Records for this exercise
::::::
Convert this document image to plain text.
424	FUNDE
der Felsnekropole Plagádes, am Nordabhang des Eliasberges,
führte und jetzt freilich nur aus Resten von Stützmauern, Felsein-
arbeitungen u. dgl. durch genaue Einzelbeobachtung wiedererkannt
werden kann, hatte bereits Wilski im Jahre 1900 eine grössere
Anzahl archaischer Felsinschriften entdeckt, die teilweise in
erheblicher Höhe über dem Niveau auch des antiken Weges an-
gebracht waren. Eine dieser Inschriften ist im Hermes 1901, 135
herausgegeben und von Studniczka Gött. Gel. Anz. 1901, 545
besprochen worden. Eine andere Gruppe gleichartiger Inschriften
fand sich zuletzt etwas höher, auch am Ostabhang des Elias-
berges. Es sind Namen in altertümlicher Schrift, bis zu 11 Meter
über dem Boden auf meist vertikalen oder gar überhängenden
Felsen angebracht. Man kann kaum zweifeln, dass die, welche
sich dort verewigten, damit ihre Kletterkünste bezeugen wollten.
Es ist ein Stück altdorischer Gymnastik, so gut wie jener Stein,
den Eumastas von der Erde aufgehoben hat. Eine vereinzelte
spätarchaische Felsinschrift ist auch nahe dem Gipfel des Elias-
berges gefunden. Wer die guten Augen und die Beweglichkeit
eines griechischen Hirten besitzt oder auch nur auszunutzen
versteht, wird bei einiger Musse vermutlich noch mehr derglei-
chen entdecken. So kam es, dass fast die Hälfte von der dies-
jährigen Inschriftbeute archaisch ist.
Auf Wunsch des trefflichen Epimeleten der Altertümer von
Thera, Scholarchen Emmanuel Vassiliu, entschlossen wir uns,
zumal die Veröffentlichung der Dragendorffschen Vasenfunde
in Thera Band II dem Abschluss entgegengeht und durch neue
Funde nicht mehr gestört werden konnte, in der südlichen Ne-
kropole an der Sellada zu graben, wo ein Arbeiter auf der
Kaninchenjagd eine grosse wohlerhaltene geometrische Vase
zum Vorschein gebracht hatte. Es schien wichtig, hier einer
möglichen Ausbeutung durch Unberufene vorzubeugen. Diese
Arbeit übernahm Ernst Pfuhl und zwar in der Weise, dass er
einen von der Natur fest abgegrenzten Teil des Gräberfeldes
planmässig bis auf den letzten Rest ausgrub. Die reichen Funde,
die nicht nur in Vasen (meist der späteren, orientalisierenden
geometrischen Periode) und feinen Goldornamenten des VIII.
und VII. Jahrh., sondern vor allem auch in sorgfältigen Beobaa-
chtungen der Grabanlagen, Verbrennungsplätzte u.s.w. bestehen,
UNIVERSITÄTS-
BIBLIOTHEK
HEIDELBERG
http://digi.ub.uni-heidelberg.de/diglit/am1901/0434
::::::
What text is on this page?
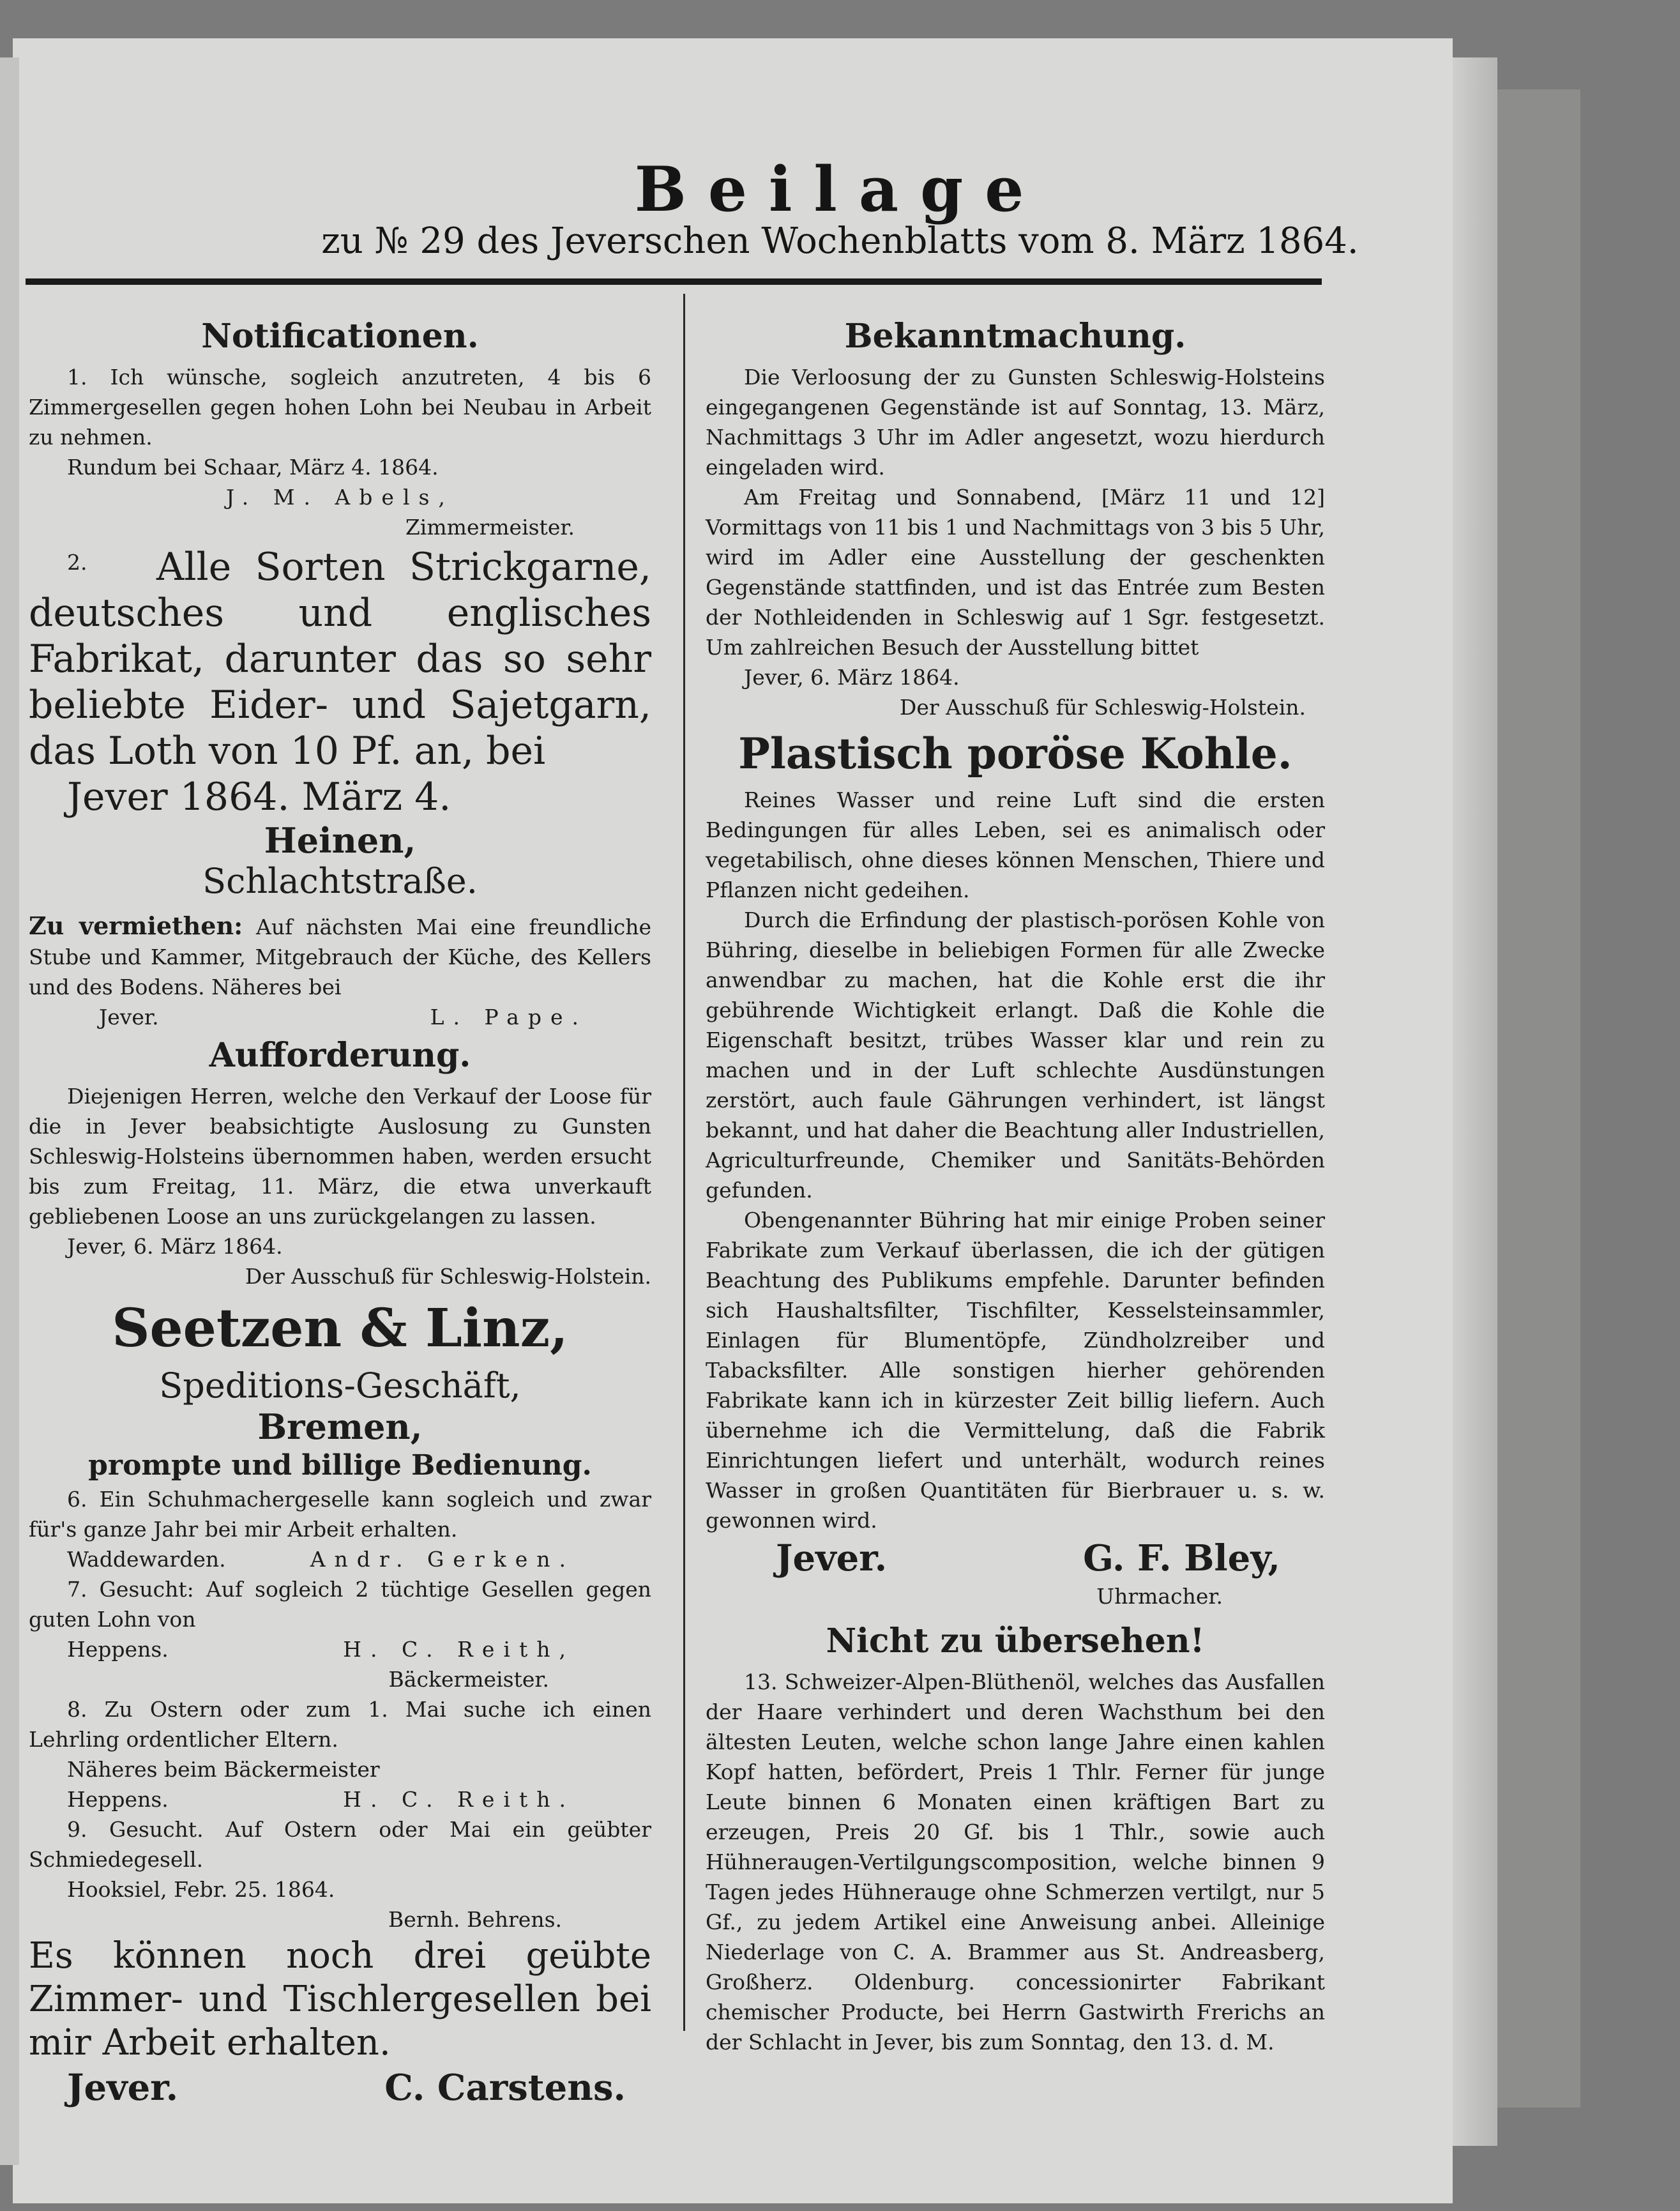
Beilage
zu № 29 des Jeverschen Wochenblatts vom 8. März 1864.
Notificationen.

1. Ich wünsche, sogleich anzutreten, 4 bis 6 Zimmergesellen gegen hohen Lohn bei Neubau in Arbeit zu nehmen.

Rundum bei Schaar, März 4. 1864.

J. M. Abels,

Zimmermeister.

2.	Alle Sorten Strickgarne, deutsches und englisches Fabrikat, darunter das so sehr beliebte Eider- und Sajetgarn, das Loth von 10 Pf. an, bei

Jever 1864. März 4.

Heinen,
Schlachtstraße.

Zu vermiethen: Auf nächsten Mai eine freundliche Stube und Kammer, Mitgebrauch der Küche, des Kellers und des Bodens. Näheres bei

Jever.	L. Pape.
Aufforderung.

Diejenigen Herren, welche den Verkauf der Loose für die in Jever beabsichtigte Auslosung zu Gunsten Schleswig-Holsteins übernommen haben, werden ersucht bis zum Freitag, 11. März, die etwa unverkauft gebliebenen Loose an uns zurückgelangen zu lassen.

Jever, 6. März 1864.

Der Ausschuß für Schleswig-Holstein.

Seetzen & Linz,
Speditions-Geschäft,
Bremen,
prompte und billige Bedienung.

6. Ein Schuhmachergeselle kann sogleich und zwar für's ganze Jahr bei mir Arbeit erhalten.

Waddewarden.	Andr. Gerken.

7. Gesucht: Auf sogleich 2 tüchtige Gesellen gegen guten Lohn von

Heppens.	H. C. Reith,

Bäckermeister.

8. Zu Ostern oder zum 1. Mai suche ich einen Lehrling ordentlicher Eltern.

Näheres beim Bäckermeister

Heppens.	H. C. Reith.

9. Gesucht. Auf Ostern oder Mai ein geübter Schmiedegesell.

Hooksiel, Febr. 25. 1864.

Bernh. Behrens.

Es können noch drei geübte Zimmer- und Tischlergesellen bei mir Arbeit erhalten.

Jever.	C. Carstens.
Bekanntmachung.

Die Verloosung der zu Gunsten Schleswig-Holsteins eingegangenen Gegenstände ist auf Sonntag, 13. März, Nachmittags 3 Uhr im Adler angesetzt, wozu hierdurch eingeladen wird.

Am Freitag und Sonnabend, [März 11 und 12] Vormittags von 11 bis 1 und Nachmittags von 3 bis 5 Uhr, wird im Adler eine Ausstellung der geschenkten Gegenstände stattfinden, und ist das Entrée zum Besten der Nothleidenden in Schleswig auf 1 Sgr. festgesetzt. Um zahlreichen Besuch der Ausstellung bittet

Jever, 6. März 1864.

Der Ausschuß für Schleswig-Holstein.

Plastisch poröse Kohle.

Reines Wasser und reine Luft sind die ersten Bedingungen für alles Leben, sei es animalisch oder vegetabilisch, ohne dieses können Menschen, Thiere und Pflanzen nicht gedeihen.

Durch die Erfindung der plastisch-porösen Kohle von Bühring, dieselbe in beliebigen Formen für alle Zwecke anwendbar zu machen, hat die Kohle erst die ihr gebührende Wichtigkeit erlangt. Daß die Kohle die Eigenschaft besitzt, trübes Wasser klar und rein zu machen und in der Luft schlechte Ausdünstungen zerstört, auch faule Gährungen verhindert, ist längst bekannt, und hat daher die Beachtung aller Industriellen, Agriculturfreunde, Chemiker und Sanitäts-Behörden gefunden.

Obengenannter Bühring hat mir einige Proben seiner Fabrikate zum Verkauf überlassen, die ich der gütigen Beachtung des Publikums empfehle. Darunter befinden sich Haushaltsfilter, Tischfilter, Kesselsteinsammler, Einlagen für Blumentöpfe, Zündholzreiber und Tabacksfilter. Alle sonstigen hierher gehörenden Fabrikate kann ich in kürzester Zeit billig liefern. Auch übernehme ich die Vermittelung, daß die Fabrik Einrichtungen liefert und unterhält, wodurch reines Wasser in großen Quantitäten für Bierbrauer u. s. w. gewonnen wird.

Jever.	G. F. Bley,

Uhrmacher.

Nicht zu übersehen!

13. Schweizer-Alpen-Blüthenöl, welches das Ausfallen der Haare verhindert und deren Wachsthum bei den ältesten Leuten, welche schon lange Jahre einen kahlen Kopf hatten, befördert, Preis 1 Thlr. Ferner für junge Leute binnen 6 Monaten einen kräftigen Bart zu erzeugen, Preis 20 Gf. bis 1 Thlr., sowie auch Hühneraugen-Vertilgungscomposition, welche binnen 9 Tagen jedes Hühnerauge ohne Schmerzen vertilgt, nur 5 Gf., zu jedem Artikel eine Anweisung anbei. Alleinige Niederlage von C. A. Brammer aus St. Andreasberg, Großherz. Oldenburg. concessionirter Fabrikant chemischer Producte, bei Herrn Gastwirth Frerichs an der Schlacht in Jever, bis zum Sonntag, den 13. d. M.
::::::
Brief
Find every line with "Freitag" in the listing and state how many there are, nothing else.

Response to this task
2